Stored data:
____________

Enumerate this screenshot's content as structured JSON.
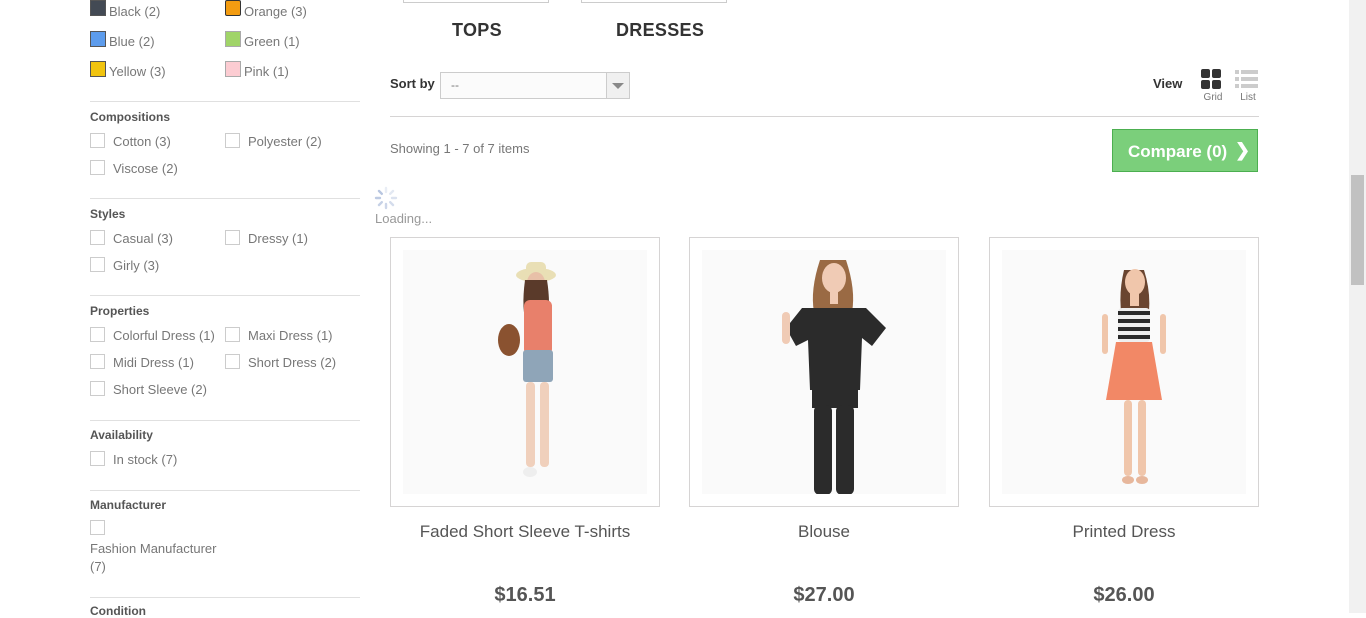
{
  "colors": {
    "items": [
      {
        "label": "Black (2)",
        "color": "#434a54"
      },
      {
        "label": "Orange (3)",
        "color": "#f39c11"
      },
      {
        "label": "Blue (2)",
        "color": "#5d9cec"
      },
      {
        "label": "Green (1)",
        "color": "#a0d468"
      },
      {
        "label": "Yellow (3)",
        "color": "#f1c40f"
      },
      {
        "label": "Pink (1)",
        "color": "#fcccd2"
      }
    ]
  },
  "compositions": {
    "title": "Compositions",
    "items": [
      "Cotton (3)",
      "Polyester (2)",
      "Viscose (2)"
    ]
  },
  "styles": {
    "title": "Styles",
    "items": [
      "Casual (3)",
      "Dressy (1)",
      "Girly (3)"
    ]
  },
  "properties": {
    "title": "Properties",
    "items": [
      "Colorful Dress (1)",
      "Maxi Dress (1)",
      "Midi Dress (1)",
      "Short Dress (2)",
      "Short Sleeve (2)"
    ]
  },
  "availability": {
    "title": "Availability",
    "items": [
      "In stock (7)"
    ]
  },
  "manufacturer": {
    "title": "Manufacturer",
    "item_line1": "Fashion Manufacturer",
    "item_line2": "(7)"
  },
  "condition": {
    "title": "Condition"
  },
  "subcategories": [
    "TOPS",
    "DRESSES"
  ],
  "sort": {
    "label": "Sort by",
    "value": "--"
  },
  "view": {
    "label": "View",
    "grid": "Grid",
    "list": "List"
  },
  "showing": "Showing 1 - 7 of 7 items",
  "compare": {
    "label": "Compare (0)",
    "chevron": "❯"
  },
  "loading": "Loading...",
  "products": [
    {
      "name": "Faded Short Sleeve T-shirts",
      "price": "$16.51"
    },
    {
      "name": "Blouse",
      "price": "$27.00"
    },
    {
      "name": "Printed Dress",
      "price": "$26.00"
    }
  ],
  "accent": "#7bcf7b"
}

____________

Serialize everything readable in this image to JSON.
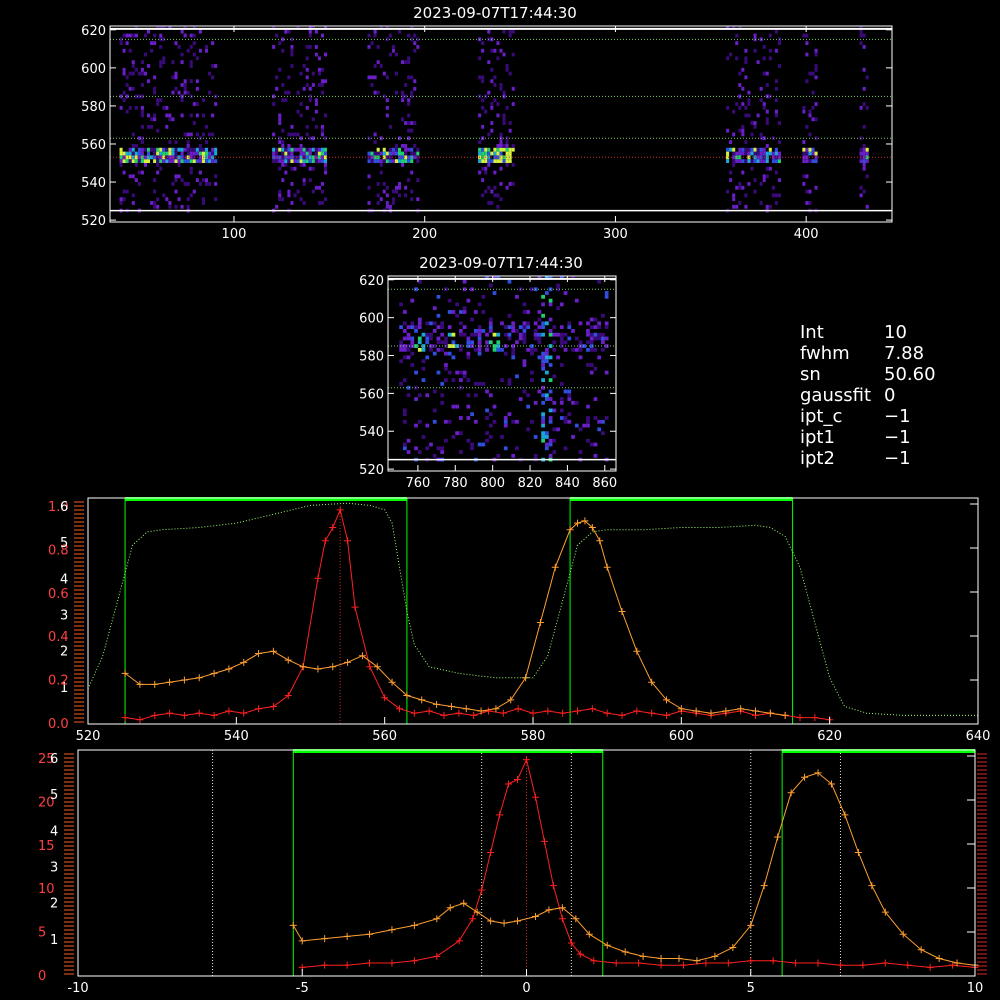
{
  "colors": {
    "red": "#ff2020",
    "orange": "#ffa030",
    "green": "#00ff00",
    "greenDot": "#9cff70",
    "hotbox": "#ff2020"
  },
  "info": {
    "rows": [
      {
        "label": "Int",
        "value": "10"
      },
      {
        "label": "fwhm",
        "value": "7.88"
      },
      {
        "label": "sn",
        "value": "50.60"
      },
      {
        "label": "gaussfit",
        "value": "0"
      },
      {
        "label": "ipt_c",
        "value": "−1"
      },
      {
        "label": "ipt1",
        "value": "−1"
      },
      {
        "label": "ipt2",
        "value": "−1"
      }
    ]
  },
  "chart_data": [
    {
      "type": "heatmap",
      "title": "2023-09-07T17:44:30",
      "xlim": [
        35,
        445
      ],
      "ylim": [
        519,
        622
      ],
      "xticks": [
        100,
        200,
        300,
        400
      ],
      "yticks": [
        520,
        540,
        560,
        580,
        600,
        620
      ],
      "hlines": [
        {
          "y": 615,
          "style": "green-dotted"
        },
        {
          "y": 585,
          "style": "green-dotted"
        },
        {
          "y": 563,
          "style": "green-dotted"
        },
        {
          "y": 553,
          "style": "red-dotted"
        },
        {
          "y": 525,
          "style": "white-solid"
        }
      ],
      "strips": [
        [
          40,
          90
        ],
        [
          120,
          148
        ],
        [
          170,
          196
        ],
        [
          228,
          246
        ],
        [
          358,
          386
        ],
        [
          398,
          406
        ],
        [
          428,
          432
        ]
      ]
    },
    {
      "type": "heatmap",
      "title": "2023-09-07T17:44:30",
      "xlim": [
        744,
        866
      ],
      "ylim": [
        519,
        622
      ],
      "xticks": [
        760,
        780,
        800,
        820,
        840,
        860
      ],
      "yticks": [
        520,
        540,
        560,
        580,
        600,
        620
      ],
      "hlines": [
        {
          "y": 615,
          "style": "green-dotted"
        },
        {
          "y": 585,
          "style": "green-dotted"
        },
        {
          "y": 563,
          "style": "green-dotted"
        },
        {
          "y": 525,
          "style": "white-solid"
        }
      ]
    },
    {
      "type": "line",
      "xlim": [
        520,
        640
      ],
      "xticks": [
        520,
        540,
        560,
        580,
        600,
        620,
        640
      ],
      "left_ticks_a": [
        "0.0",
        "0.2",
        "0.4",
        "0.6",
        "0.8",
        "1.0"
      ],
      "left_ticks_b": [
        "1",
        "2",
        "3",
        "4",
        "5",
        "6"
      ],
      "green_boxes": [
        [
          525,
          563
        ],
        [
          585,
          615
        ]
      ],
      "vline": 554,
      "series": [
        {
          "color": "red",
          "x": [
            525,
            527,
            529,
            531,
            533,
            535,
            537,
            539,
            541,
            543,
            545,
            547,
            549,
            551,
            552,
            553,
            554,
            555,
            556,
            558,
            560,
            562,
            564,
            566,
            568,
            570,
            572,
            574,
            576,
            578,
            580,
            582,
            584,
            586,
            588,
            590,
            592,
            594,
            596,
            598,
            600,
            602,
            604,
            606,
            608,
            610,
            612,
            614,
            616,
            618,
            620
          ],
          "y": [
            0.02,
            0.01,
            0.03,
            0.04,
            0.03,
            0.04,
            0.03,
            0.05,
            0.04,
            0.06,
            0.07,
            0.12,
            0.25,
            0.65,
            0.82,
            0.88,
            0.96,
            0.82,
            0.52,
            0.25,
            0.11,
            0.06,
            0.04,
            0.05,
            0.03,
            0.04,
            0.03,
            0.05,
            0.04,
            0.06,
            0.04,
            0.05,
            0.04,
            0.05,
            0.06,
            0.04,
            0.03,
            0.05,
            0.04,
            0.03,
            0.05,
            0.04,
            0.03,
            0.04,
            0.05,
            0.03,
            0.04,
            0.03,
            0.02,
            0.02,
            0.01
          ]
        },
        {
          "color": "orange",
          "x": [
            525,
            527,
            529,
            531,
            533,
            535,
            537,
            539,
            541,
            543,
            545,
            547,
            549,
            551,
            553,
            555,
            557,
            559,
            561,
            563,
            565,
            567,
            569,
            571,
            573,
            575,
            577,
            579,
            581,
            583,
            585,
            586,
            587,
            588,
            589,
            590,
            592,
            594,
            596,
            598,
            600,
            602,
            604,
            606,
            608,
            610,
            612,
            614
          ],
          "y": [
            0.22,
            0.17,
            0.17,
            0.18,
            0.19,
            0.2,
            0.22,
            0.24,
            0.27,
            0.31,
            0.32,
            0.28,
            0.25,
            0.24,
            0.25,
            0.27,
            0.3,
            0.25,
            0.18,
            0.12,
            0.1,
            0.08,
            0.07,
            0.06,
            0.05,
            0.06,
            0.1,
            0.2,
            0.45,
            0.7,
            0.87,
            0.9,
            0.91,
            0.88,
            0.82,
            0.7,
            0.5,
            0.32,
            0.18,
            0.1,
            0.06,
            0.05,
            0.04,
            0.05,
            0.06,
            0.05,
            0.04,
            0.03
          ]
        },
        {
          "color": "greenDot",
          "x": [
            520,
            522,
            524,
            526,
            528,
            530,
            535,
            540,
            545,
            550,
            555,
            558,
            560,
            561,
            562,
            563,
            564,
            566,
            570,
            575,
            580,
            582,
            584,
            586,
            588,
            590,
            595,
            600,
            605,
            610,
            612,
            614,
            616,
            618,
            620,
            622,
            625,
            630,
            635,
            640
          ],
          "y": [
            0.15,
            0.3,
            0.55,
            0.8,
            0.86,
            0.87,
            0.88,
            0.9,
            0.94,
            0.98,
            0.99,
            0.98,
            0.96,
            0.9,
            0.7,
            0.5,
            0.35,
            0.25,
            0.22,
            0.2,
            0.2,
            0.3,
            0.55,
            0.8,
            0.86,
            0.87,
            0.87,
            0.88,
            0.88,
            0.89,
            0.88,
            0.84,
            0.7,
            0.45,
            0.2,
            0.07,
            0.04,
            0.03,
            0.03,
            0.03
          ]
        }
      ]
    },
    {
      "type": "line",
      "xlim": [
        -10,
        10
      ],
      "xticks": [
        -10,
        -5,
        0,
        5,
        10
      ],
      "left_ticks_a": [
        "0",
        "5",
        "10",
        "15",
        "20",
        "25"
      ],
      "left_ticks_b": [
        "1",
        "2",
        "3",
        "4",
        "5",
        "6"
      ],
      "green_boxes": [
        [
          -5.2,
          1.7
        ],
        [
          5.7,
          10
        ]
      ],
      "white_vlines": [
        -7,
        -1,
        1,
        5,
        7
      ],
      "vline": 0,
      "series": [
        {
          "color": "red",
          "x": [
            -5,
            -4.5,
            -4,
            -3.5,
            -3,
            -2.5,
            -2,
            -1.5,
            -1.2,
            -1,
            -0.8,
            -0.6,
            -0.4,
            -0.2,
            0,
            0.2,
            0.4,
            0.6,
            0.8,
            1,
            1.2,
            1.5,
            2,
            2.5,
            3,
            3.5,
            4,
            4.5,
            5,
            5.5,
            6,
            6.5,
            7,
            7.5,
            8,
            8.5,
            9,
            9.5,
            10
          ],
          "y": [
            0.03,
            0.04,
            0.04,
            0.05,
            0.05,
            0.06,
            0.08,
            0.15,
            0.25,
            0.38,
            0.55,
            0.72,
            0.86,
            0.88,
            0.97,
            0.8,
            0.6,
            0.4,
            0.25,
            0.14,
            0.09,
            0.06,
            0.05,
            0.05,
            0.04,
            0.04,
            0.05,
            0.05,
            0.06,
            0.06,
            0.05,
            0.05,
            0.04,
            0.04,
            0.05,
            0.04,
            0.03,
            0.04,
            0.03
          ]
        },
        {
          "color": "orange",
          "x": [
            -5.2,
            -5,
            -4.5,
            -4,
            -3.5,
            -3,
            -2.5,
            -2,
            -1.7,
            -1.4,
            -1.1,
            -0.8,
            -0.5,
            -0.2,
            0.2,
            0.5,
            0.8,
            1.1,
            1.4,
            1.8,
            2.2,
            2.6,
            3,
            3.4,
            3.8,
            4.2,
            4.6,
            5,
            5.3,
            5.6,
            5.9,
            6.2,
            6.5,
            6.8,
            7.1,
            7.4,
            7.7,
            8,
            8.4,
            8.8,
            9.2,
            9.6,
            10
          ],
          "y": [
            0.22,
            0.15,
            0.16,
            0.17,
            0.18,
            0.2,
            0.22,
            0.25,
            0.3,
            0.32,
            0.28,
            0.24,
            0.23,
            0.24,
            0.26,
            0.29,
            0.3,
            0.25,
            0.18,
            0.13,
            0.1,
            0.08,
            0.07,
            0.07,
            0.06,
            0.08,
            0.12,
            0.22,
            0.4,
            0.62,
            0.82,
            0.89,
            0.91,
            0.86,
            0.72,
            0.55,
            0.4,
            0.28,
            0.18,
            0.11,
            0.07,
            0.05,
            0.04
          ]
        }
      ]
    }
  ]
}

____________

**What is needed**
In the entries above, find each line with the word "name" and show it.

**Answer for this exercise**
      "name": "Faded Short Sleeve T-shirts",
      "name": "Blouse",
      "name": "Printed Dress",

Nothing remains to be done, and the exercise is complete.